- Your task:
Filter for the word "frac" and keep each matching line.

- Given records:
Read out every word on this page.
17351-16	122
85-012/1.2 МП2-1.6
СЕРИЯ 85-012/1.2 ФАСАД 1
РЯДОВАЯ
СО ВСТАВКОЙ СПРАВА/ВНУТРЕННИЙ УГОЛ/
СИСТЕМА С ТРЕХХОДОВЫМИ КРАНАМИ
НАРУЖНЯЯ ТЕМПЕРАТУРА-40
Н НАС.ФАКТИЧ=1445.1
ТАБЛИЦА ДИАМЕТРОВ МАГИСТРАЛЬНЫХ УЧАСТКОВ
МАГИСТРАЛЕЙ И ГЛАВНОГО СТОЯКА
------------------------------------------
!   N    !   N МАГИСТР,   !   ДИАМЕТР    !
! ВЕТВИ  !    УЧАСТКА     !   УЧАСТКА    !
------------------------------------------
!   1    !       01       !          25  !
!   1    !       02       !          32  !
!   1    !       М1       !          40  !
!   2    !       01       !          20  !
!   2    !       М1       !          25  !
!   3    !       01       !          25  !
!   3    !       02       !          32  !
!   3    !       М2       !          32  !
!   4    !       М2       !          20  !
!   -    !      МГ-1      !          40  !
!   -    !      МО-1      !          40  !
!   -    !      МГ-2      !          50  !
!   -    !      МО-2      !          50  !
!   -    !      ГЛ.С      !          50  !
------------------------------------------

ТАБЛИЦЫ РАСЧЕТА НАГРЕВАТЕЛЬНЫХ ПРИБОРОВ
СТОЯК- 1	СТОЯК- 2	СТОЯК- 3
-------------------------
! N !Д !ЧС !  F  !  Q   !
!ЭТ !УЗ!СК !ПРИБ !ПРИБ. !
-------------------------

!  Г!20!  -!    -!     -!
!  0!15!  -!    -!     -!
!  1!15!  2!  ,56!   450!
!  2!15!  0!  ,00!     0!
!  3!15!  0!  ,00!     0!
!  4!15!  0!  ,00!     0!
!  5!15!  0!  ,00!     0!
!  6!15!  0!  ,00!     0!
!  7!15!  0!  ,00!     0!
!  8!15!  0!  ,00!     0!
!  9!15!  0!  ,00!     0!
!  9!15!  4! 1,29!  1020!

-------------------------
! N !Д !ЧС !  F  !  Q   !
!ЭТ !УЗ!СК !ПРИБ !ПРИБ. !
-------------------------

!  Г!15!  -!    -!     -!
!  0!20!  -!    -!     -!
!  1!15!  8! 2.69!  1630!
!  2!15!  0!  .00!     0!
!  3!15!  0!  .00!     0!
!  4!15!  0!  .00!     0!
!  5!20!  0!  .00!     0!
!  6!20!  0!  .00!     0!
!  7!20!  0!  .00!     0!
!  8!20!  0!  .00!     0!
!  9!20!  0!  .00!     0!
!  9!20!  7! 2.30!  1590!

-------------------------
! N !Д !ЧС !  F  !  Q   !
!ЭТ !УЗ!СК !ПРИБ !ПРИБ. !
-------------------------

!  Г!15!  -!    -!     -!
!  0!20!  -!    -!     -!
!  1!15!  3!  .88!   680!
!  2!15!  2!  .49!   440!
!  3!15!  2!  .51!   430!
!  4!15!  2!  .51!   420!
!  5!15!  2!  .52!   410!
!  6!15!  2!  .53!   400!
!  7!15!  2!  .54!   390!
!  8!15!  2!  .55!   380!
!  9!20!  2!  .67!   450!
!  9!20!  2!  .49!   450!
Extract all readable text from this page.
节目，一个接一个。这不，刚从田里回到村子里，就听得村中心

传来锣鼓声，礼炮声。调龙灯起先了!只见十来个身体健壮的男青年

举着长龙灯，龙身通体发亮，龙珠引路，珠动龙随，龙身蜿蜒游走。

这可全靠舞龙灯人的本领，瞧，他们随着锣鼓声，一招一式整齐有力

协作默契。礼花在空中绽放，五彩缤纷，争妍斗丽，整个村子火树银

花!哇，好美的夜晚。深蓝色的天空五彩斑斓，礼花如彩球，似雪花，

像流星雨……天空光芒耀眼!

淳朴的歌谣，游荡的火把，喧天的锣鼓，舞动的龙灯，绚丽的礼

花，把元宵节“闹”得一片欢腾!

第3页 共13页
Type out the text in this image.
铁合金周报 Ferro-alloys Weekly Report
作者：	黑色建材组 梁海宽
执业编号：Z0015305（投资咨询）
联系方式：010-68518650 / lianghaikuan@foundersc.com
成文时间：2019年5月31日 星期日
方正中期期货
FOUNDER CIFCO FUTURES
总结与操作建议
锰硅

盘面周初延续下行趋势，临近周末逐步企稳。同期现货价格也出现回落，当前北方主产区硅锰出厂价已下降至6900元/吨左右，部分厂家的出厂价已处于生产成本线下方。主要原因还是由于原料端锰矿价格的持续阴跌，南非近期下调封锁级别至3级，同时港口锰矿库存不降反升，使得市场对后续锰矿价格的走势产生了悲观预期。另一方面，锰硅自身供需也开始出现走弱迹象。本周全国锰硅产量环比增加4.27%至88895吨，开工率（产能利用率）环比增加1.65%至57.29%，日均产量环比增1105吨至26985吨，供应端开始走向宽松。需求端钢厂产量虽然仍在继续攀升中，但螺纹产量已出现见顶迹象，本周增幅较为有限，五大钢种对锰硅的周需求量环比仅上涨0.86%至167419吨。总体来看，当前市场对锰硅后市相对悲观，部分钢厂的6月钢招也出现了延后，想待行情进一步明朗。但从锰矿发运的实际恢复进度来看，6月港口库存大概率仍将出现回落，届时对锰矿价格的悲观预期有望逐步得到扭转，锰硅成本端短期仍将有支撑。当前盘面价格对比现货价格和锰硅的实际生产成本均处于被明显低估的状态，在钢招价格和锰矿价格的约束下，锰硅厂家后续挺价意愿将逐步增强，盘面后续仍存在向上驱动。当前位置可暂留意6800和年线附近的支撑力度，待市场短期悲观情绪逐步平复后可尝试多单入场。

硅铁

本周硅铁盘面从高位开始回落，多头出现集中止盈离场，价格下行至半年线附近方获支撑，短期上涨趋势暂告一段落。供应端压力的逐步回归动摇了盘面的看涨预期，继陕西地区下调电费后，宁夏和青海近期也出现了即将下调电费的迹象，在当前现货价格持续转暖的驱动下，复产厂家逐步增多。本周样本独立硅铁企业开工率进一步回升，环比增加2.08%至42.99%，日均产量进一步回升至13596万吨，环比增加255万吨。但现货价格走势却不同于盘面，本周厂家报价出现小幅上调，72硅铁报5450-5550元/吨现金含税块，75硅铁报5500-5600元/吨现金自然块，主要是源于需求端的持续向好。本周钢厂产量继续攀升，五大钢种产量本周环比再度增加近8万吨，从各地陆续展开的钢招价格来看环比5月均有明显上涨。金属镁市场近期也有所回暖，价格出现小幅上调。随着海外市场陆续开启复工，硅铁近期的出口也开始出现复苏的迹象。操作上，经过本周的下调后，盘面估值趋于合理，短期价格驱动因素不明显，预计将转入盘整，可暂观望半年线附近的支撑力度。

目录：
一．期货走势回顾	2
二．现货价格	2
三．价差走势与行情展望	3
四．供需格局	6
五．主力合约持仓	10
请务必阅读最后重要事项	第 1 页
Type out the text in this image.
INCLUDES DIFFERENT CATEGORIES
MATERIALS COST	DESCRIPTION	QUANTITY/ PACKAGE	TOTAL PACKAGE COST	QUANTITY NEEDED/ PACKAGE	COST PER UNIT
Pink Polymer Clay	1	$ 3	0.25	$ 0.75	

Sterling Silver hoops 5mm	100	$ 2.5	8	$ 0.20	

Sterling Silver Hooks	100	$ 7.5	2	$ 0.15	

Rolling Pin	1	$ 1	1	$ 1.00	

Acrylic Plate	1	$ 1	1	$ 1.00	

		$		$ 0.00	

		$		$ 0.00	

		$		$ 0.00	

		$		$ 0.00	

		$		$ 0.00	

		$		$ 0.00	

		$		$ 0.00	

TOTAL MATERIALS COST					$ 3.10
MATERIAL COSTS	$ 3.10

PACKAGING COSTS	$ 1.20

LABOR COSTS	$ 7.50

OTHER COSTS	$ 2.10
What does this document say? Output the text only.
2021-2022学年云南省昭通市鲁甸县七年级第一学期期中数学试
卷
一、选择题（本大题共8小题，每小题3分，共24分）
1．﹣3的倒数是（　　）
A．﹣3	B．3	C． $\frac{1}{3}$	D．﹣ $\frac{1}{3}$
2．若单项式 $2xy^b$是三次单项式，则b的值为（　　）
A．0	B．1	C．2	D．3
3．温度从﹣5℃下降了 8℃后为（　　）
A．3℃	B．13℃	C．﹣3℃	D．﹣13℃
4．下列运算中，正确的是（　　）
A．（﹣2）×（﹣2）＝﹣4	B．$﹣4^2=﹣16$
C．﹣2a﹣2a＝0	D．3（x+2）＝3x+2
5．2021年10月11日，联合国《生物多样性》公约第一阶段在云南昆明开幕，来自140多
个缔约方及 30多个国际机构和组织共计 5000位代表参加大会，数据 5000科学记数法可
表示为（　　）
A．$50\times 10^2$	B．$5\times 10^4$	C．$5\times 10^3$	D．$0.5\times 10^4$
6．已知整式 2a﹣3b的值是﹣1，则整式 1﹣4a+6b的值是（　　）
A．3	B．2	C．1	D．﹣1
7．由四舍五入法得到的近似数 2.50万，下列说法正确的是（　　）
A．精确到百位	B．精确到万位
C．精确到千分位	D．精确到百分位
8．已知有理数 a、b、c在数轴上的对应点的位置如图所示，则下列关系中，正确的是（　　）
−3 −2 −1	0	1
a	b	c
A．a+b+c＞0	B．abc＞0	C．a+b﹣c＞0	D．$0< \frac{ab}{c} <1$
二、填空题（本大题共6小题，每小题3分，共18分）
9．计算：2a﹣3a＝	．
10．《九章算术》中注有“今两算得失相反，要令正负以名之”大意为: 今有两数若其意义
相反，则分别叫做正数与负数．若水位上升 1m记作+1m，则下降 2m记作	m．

- Solution below:
A．﹣3	B．3	C． $\frac{1}{3}$	D．﹣ $\frac{1}{3}$
A．a+b+c＞0	B．abc＞0	C．a+b﹣c＞0	D．$0< \frac{ab}{c} <1$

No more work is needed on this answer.